_Short task_.
Reproduce the records below in full and word for word, excluding pictures.

_Records supplied_.

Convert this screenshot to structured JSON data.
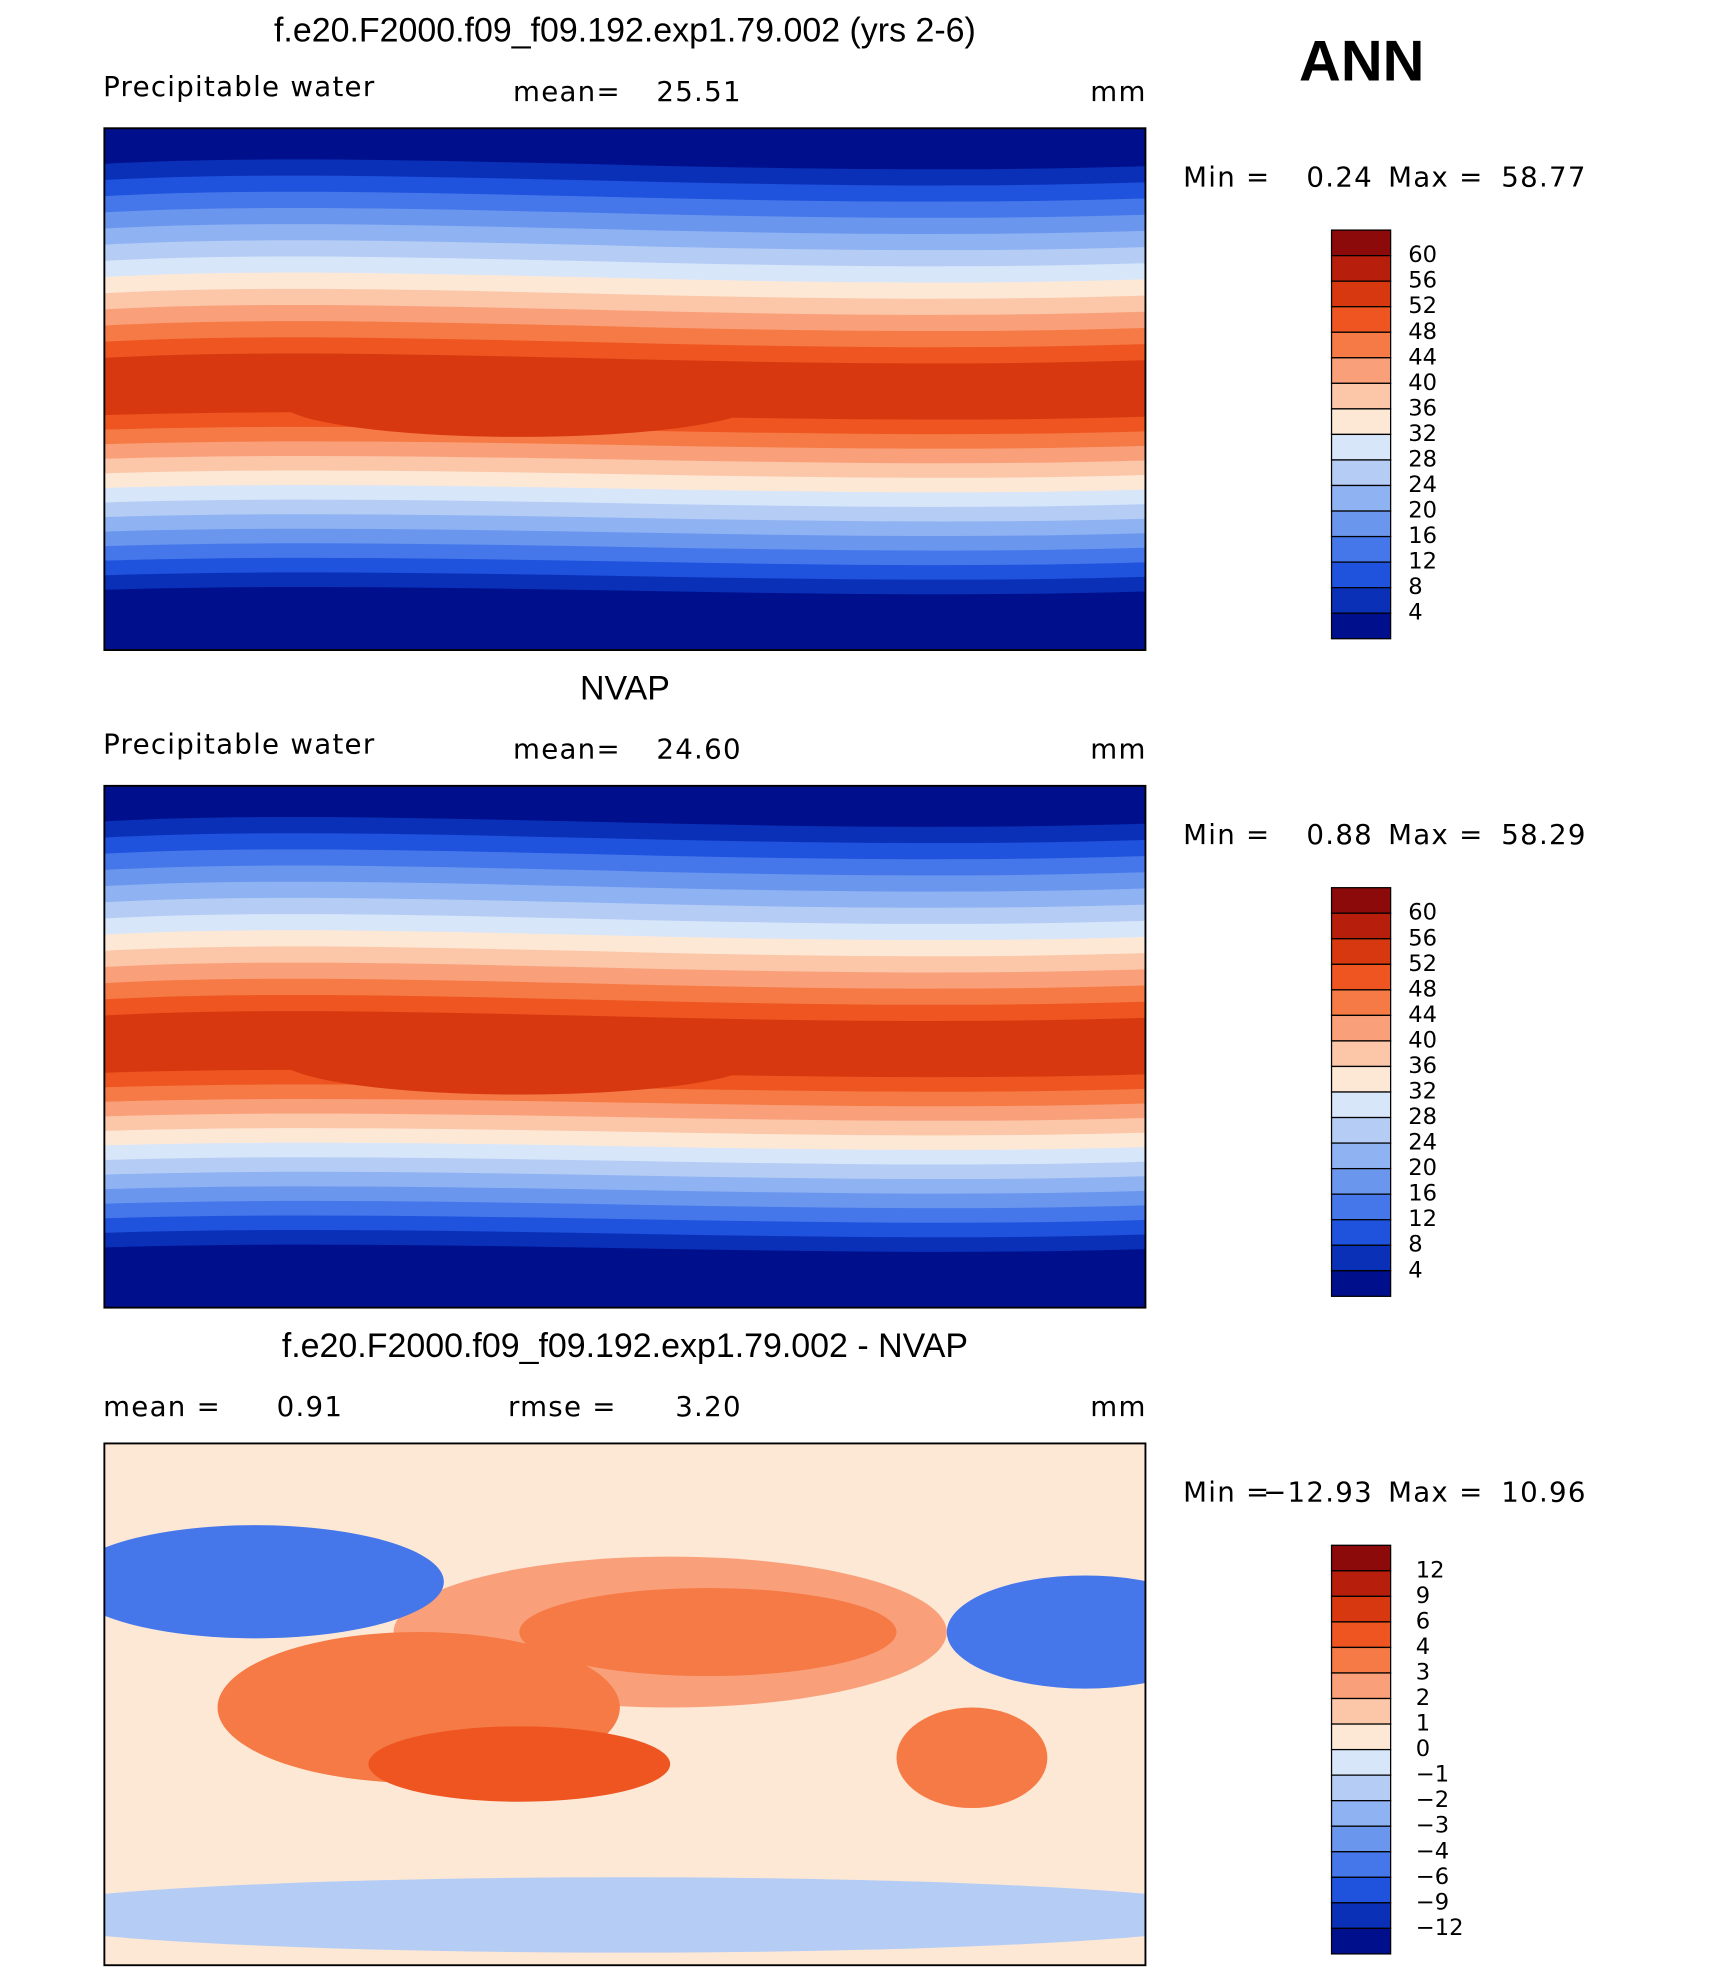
{
  "header": {
    "label": "ANN"
  },
  "panels": [
    {
      "title": "f.e20.F2000.f09_f09.192.exp1.79.002 (yrs 2-6)",
      "variable": "Precipitable water",
      "stats": [
        {
          "label": "mean=",
          "value": 25.51
        }
      ],
      "units": "mm",
      "min_label": "Min =",
      "min": 0.24,
      "max_label": "Max =",
      "max": 58.77,
      "colorbar": {
        "levels": [
          60,
          56,
          52,
          48,
          44,
          40,
          36,
          32,
          28,
          24,
          20,
          16,
          12,
          8,
          4
        ],
        "colors": [
          "#8c0a0a",
          "#b81e0c",
          "#d8380f",
          "#ee5520",
          "#f57a45",
          "#f9a07a",
          "#fcc6a8",
          "#fde8d6",
          "#d8e6fa",
          "#b5cdf5",
          "#8fb2f2",
          "#6a96ee",
          "#4577ea",
          "#1f52dd",
          "#0a30b8",
          "#00108c"
        ]
      }
    },
    {
      "title": "NVAP",
      "variable": "Precipitable water",
      "stats": [
        {
          "label": "mean=",
          "value": {
            "value": 24.6,
            "label": "24.60"
          }
        }
      ],
      "units": "mm",
      "min_label": "Min =",
      "min": 0.88,
      "max_label": "Max =",
      "max": 58.29,
      "colorbar": {
        "levels": [
          60,
          56,
          52,
          48,
          44,
          40,
          36,
          32,
          28,
          24,
          20,
          16,
          12,
          8,
          4
        ],
        "colors": [
          "#8c0a0a",
          "#b81e0c",
          "#d8380f",
          "#ee5520",
          "#f57a45",
          "#f9a07a",
          "#fcc6a8",
          "#fde8d6",
          "#d8e6fa",
          "#b5cdf5",
          "#8fb2f2",
          "#6a96ee",
          "#4577ea",
          "#1f52dd",
          "#0a30b8",
          "#00108c"
        ]
      }
    },
    {
      "title": "f.e20.F2000.f09_f09.192.exp1.79.002 - NVAP",
      "stats": [
        {
          "label": "mean =",
          "value": 0.91
        },
        {
          "label": "rmse =",
          "value": {
            "value": 3.2,
            "label": "3.20"
          }
        }
      ],
      "units": "mm",
      "min_label": "Min =",
      "min": {
        "value": -12.93,
        "label": "−12.93"
      },
      "max_label": "Max =",
      "max": 10.96,
      "colorbar": {
        "levels": [
          12,
          9,
          6,
          4,
          3,
          2,
          1,
          0,
          {
            "value": -1,
            "label": "−1"
          },
          {
            "value": -2,
            "label": "−2"
          },
          {
            "value": -3,
            "label": "−3"
          },
          {
            "value": -4,
            "label": "−4"
          },
          {
            "value": -6,
            "label": "−6"
          },
          {
            "value": -9,
            "label": "−9"
          },
          {
            "value": -12,
            "label": "−12"
          }
        ],
        "colors": [
          "#8c0a0a",
          "#b81e0c",
          "#d8380f",
          "#ee5520",
          "#f57a45",
          "#f9a07a",
          "#fcc6a8",
          "#fde8d6",
          "#d8e6fa",
          "#b5cdf5",
          "#8fb2f2",
          "#6a96ee",
          "#4577ea",
          "#1f52dd",
          "#0a30b8",
          "#00108c"
        ]
      }
    }
  ]
}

_Finished answer_.
Convert this screenshot to structured JSON data.
{
  "header": {
    "label": "ANN"
  },
  "panels": [
    {
      "title": "f.e20.F2000.f09_f09.192.exp1.79.002 (yrs 2-6)",
      "variable": "Precipitable water",
      "stats": [
        {
          "label": "mean=",
          "value": 25.51
        }
      ],
      "units": "mm",
      "min_label": "Min =",
      "min": 0.24,
      "max_label": "Max =",
      "max": 58.77,
      "colorbar": {
        "levels": [
          60,
          56,
          52,
          48,
          44,
          40,
          36,
          32,
          28,
          24,
          20,
          16,
          12,
          8,
          4
        ],
        "colors": [
          "#8c0a0a",
          "#b81e0c",
          "#d8380f",
          "#ee5520",
          "#f57a45",
          "#f9a07a",
          "#fcc6a8",
          "#fde8d6",
          "#d8e6fa",
          "#b5cdf5",
          "#8fb2f2",
          "#6a96ee",
          "#4577ea",
          "#1f52dd",
          "#0a30b8",
          "#00108c"
        ]
      }
    },
    {
      "title": "NVAP",
      "variable": "Precipitable water",
      "stats": [
        {
          "label": "mean=",
          "value": {
            "value": 24.6,
            "label": "24.60"
          }
        }
      ],
      "units": "mm",
      "min_label": "Min =",
      "min": 0.88,
      "max_label": "Max =",
      "max": 58.29,
      "colorbar": {
        "levels": [
          60,
          56,
          52,
          48,
          44,
          40,
          36,
          32,
          28,
          24,
          20,
          16,
          12,
          8,
          4
        ],
        "colors": [
          "#8c0a0a",
          "#b81e0c",
          "#d8380f",
          "#ee5520",
          "#f57a45",
          "#f9a07a",
          "#fcc6a8",
          "#fde8d6",
          "#d8e6fa",
          "#b5cdf5",
          "#8fb2f2",
          "#6a96ee",
          "#4577ea",
          "#1f52dd",
          "#0a30b8",
          "#00108c"
        ]
      }
    },
    {
      "title": "f.e20.F2000.f09_f09.192.exp1.79.002 - NVAP",
      "stats": [
        {
          "label": "mean =",
          "value": 0.91
        },
        {
          "label": "rmse =",
          "value": {
            "value": 3.2,
            "label": "3.20"
          }
        }
      ],
      "units": "mm",
      "min_label": "Min =",
      "min": {
        "value": -12.93,
        "label": "−12.93"
      },
      "max_label": "Max =",
      "max": 10.96,
      "colorbar": {
        "levels": [
          12,
          9,
          6,
          4,
          3,
          2,
          1,
          0,
          {
            "value": -1,
            "label": "−1"
          },
          {
            "value": -2,
            "label": "−2"
          },
          {
            "value": -3,
            "label": "−3"
          },
          {
            "value": -4,
            "label": "−4"
          },
          {
            "value": -6,
            "label": "−6"
          },
          {
            "value": -9,
            "label": "−9"
          },
          {
            "value": -12,
            "label": "−12"
          }
        ],
        "colors": [
          "#8c0a0a",
          "#b81e0c",
          "#d8380f",
          "#ee5520",
          "#f57a45",
          "#f9a07a",
          "#fcc6a8",
          "#fde8d6",
          "#d8e6fa",
          "#b5cdf5",
          "#8fb2f2",
          "#6a96ee",
          "#4577ea",
          "#1f52dd",
          "#0a30b8",
          "#00108c"
        ]
      }
    }
  ]
}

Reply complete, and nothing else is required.